* Begin MATERIAL PROVIDED *
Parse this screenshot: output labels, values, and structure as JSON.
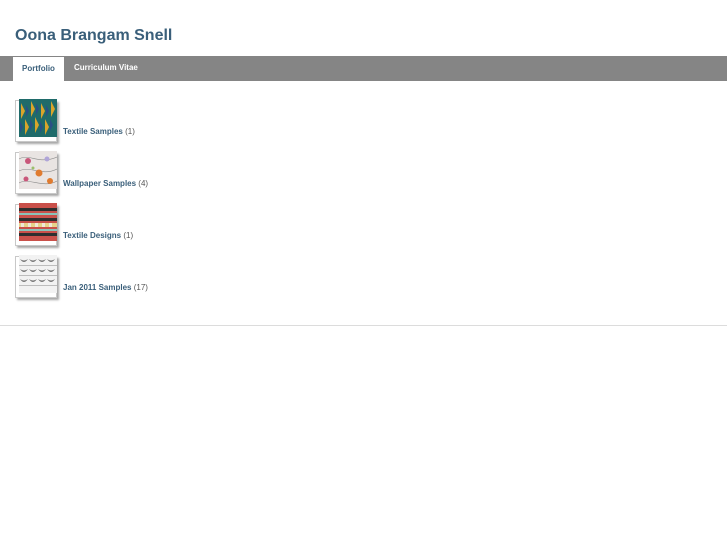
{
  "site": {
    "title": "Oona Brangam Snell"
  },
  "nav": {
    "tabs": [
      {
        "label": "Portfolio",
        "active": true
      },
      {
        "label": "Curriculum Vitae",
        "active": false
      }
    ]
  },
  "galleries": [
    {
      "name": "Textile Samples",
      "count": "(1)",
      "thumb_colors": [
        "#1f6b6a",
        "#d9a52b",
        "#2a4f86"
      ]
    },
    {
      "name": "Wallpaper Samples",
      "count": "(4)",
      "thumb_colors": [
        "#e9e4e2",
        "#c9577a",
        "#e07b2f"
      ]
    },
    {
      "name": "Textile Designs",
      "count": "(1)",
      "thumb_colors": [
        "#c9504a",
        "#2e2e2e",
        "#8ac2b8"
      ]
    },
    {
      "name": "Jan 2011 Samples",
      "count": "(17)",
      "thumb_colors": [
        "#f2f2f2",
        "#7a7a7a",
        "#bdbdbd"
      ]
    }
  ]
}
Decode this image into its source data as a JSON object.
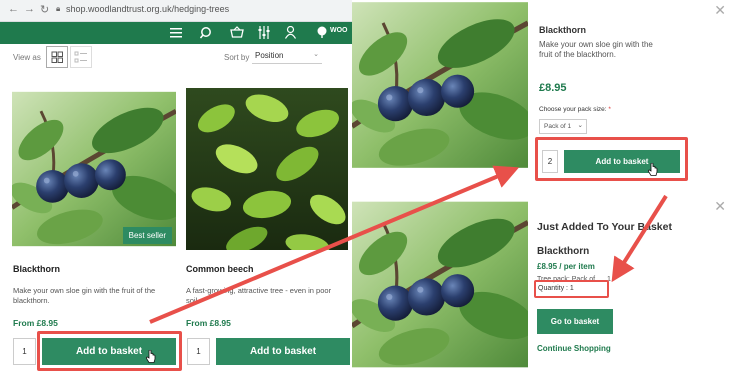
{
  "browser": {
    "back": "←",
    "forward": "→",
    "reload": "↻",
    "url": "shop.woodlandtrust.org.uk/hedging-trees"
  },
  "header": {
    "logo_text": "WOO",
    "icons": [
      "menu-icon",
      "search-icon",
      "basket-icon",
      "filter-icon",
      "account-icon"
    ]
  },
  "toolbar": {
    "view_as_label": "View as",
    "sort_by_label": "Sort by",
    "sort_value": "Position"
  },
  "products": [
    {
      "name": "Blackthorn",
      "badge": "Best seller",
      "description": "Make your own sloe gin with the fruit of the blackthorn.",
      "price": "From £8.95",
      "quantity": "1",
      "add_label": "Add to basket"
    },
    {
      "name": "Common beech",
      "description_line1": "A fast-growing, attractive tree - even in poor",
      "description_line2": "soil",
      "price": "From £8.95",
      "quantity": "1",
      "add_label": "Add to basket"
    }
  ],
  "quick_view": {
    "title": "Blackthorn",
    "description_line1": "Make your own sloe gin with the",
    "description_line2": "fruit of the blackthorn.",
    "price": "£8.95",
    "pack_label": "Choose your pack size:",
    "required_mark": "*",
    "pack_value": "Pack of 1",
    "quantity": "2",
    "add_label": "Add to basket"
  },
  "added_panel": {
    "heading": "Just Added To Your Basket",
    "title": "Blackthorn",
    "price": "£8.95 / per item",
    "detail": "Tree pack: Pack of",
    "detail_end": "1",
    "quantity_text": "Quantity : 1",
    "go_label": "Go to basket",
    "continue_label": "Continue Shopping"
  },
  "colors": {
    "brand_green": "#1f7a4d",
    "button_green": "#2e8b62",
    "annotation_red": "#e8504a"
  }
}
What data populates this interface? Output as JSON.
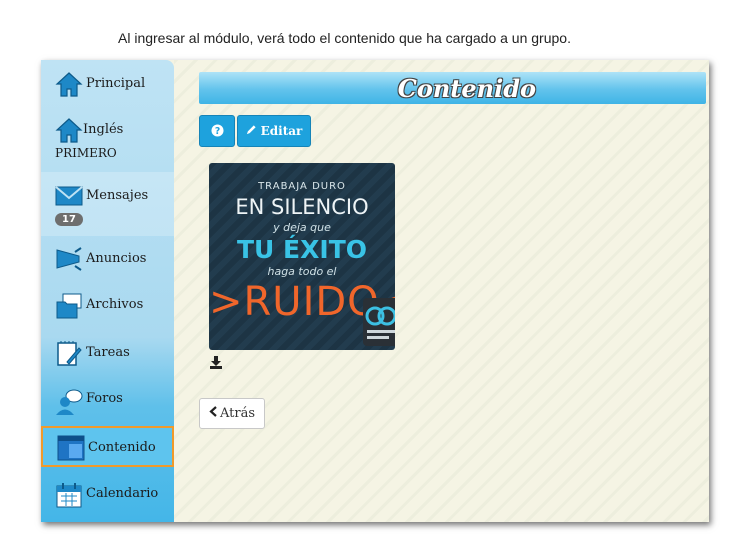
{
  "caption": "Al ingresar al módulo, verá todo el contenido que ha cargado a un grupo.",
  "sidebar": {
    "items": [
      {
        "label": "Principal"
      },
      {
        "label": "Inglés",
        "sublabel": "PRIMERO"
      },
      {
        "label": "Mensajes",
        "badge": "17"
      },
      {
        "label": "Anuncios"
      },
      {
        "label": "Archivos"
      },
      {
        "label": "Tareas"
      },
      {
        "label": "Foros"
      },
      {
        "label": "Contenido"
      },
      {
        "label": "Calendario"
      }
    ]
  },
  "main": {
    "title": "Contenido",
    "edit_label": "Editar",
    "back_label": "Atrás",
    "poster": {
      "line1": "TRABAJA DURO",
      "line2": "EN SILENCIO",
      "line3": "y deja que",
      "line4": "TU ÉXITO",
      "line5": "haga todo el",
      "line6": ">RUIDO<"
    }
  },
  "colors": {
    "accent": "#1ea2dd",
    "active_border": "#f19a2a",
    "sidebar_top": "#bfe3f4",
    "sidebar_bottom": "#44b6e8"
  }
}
* End MATERIAL PROVIDED *
EXERCISE DETAILS —
From the material above, copy everything exactly but the pictures.

TASK RESPONSE —
Parse this screenshot: output labels, values, and structure as JSON.
{
  "site": {
    "title": "Oona Brangam Snell"
  },
  "nav": {
    "tabs": [
      {
        "label": "Portfolio",
        "active": true
      },
      {
        "label": "Curriculum Vitae",
        "active": false
      }
    ]
  },
  "galleries": [
    {
      "name": "Textile Samples",
      "count": "(1)",
      "thumb_colors": [
        "#1f6b6a",
        "#d9a52b",
        "#2a4f86"
      ]
    },
    {
      "name": "Wallpaper Samples",
      "count": "(4)",
      "thumb_colors": [
        "#e9e4e2",
        "#c9577a",
        "#e07b2f"
      ]
    },
    {
      "name": "Textile Designs",
      "count": "(1)",
      "thumb_colors": [
        "#c9504a",
        "#2e2e2e",
        "#8ac2b8"
      ]
    },
    {
      "name": "Jan 2011 Samples",
      "count": "(17)",
      "thumb_colors": [
        "#f2f2f2",
        "#7a7a7a",
        "#bdbdbd"
      ]
    }
  ]
}
Decode this image into its source data as a JSON object.
{
  "browser": {
    "back": "←",
    "forward": "→",
    "reload": "↻",
    "url": "shop.woodlandtrust.org.uk/hedging-trees"
  },
  "header": {
    "logo_text": "WOO",
    "icons": [
      "menu-icon",
      "search-icon",
      "basket-icon",
      "filter-icon",
      "account-icon"
    ]
  },
  "toolbar": {
    "view_as_label": "View as",
    "sort_by_label": "Sort by",
    "sort_value": "Position"
  },
  "products": [
    {
      "name": "Blackthorn",
      "badge": "Best seller",
      "description": "Make your own sloe gin with the fruit of the blackthorn.",
      "price": "From £8.95",
      "quantity": "1",
      "add_label": "Add to basket"
    },
    {
      "name": "Common beech",
      "description_line1": "A fast-growing, attractive tree - even in poor",
      "description_line2": "soil",
      "price": "From £8.95",
      "quantity": "1",
      "add_label": "Add to basket"
    }
  ],
  "quick_view": {
    "title": "Blackthorn",
    "description_line1": "Make your own sloe gin with the",
    "description_line2": "fruit of the blackthorn.",
    "price": "£8.95",
    "pack_label": "Choose your pack size:",
    "required_mark": "*",
    "pack_value": "Pack of 1",
    "quantity": "2",
    "add_label": "Add to basket"
  },
  "added_panel": {
    "heading": "Just Added To Your Basket",
    "title": "Blackthorn",
    "price": "£8.95 / per item",
    "detail": "Tree pack: Pack of",
    "detail_end": "1",
    "quantity_text": "Quantity : 1",
    "go_label": "Go to basket",
    "continue_label": "Continue Shopping"
  },
  "colors": {
    "brand_green": "#1f7a4d",
    "button_green": "#2e8b62",
    "annotation_red": "#e8504a"
  }
}
What data populates this interface? Output as JSON.
{
  "caption": "Al ingresar al módulo, verá todo el contenido que ha cargado a un grupo.",
  "sidebar": {
    "items": [
      {
        "label": "Principal"
      },
      {
        "label": "Inglés",
        "sublabel": "PRIMERO"
      },
      {
        "label": "Mensajes",
        "badge": "17"
      },
      {
        "label": "Anuncios"
      },
      {
        "label": "Archivos"
      },
      {
        "label": "Tareas"
      },
      {
        "label": "Foros"
      },
      {
        "label": "Contenido"
      },
      {
        "label": "Calendario"
      }
    ]
  },
  "main": {
    "title": "Contenido",
    "edit_label": "Editar",
    "back_label": "Atrás",
    "poster": {
      "line1": "TRABAJA DURO",
      "line2": "EN SILENCIO",
      "line3": "y deja que",
      "line4": "TU ÉXITO",
      "line5": "haga todo el",
      "line6": ">RUIDO<"
    }
  },
  "colors": {
    "accent": "#1ea2dd",
    "active_border": "#f19a2a",
    "sidebar_top": "#bfe3f4",
    "sidebar_bottom": "#44b6e8"
  }
}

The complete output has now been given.